- **Set exercise**
Pick out the lines below that contain the string "values" and copy them all.

- **Data for this exercise**
□ □ □ □ □

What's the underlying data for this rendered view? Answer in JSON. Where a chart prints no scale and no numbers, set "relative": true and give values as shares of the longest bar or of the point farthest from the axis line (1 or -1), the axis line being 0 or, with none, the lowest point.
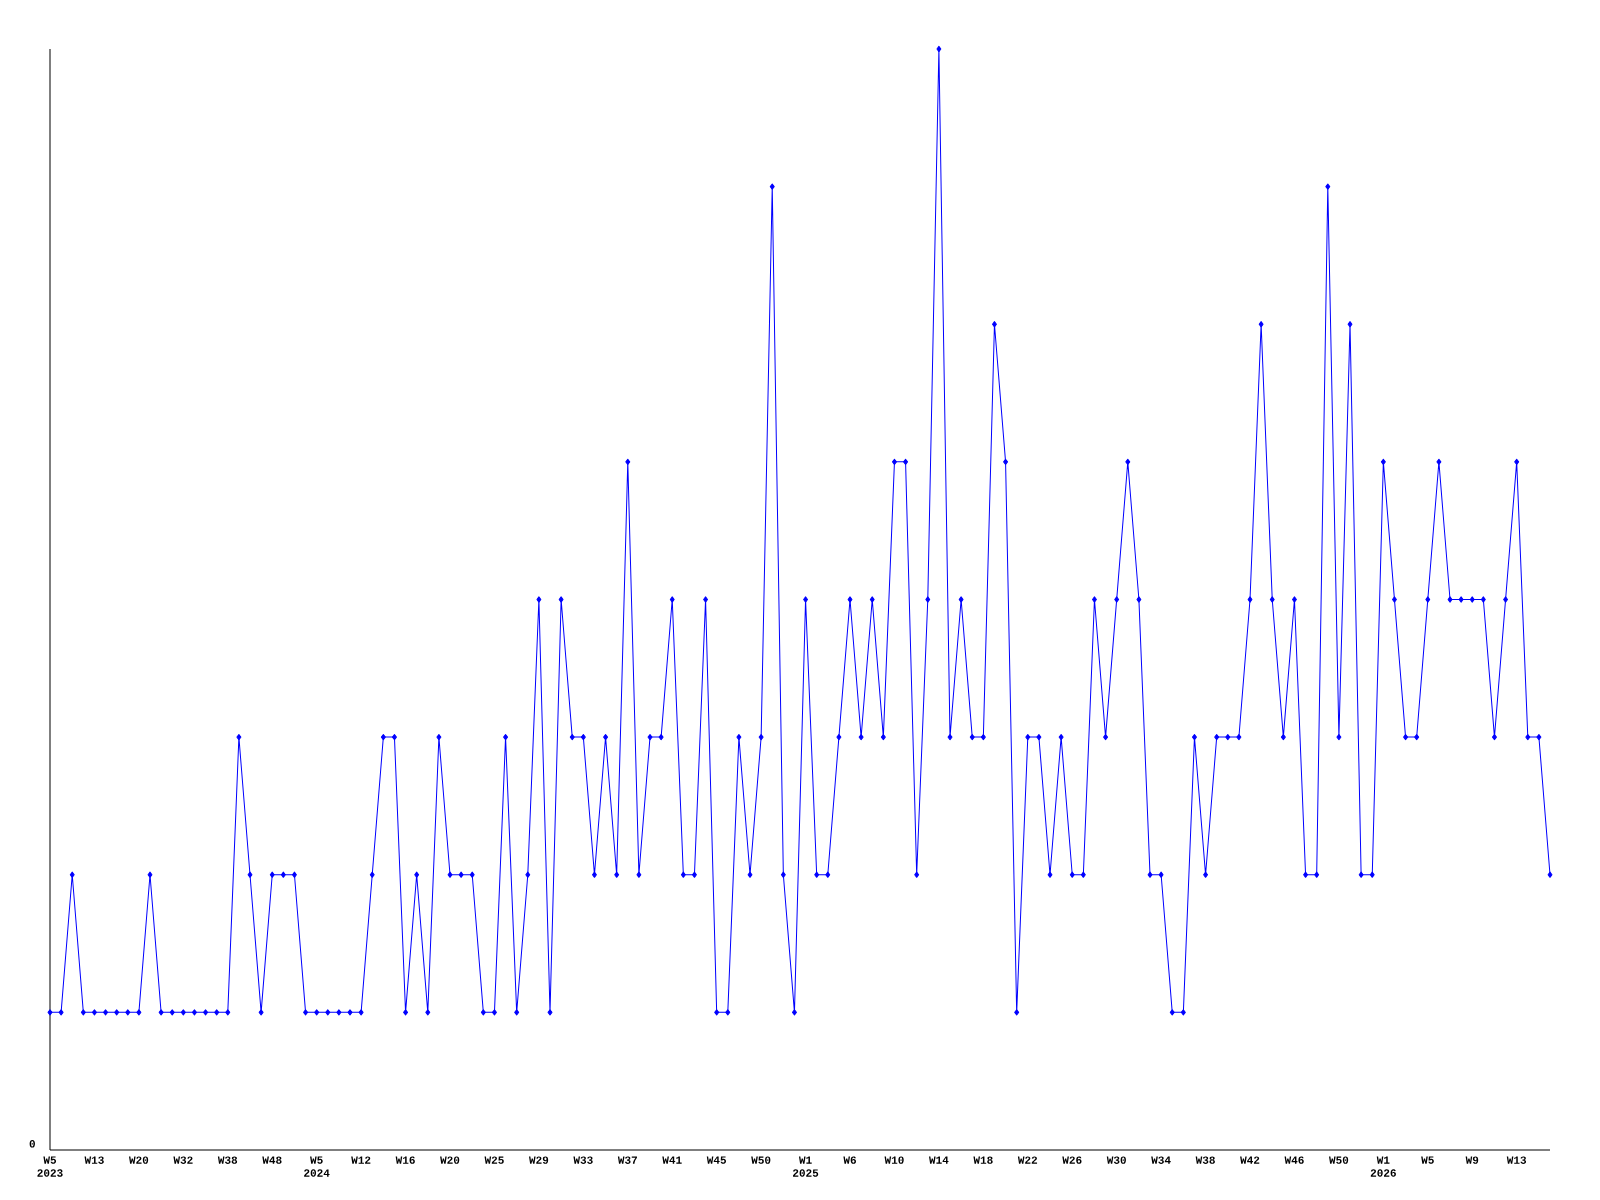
{
  "chart_data": {
    "type": "line",
    "relative": true,
    "color": "#0000ff",
    "marker": "diamond",
    "line_style": "solid",
    "annotations": [
      "0"
    ],
    "categories": [
      "W5 2023",
      null,
      null,
      null,
      "W13",
      null,
      null,
      null,
      "W20",
      null,
      null,
      null,
      "W32",
      null,
      null,
      null,
      "W38",
      null,
      null,
      null,
      "W48",
      null,
      null,
      null,
      "W5 2024",
      null,
      null,
      null,
      "W12",
      null,
      null,
      null,
      "W16",
      null,
      null,
      null,
      "W20",
      null,
      null,
      null,
      "W25",
      null,
      null,
      null,
      "W29",
      null,
      null,
      null,
      "W33",
      null,
      null,
      null,
      "W37",
      null,
      null,
      null,
      "W41",
      null,
      null,
      null,
      "W45",
      null,
      null,
      null,
      "W50",
      null,
      null,
      null,
      "W1 2025",
      null,
      null,
      null,
      "W6",
      null,
      null,
      null,
      "W10",
      null,
      null,
      null,
      "W14",
      null,
      null,
      null,
      "W18",
      null,
      null,
      null,
      "W22",
      null,
      null,
      null,
      "W26",
      null,
      null,
      null,
      "W30",
      null,
      null,
      null,
      "W34",
      null,
      null,
      null,
      "W38",
      null,
      null,
      null,
      "W42",
      null,
      null,
      null,
      "W46",
      null,
      null,
      null,
      "W50",
      null,
      null,
      null,
      "W1 2026",
      null,
      null,
      null,
      "W5",
      null,
      null,
      null,
      "W9",
      null,
      null,
      null,
      "W13",
      null,
      null,
      null
    ],
    "values": [
      0.125,
      0.125,
      0.25,
      0.125,
      0.125,
      0.125,
      0.125,
      0.125,
      0.125,
      0.25,
      0.125,
      0.125,
      0.125,
      0.125,
      0.125,
      0.125,
      0.125,
      0.375,
      0.25,
      0.125,
      0.25,
      0.25,
      0.25,
      0.125,
      0.125,
      0.125,
      0.125,
      0.125,
      0.125,
      0.25,
      0.375,
      0.375,
      0.125,
      0.25,
      0.125,
      0.375,
      0.25,
      0.25,
      0.25,
      0.125,
      0.125,
      0.375,
      0.125,
      0.25,
      0.5,
      0.125,
      0.5,
      0.375,
      0.375,
      0.25,
      0.375,
      0.25,
      0.625,
      0.25,
      0.375,
      0.375,
      0.5,
      0.25,
      0.25,
      0.5,
      0.125,
      0.125,
      0.375,
      0.25,
      0.375,
      0.875,
      0.25,
      0.125,
      0.5,
      0.25,
      0.25,
      0.375,
      0.5,
      0.375,
      0.5,
      0.375,
      0.625,
      0.625,
      0.25,
      0.5,
      1,
      0.375,
      0.5,
      0.375,
      0.375,
      0.75,
      0.625,
      0.125,
      0.375,
      0.375,
      0.25,
      0.375,
      0.25,
      0.25,
      0.5,
      0.375,
      0.5,
      0.625,
      0.5,
      0.25,
      0.25,
      0.125,
      0.125,
      0.375,
      0.25,
      0.375,
      0.375,
      0.375,
      0.5,
      0.75,
      0.5,
      0.375,
      0.5,
      0.25,
      0.25,
      0.875,
      0.375,
      0.75,
      0.25,
      0.25,
      0.625,
      0.5,
      0.375,
      0.375,
      0.5,
      0.625,
      0.5,
      0.5,
      0.5,
      0.5,
      0.375,
      0.5,
      0.625,
      0.375,
      0.375,
      0.25
    ]
  }
}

□ □ □ □ □

- **Solution for this task**
What's the underlying data for this rendered view? Answer in JSON. Where a chart prints no scale and no numbers, set "relative": true and give values as shares of the longest bar or of the point farthest from the axis line (1 or -1), the axis line being 0 or, with none, the lowest point.
    "values": [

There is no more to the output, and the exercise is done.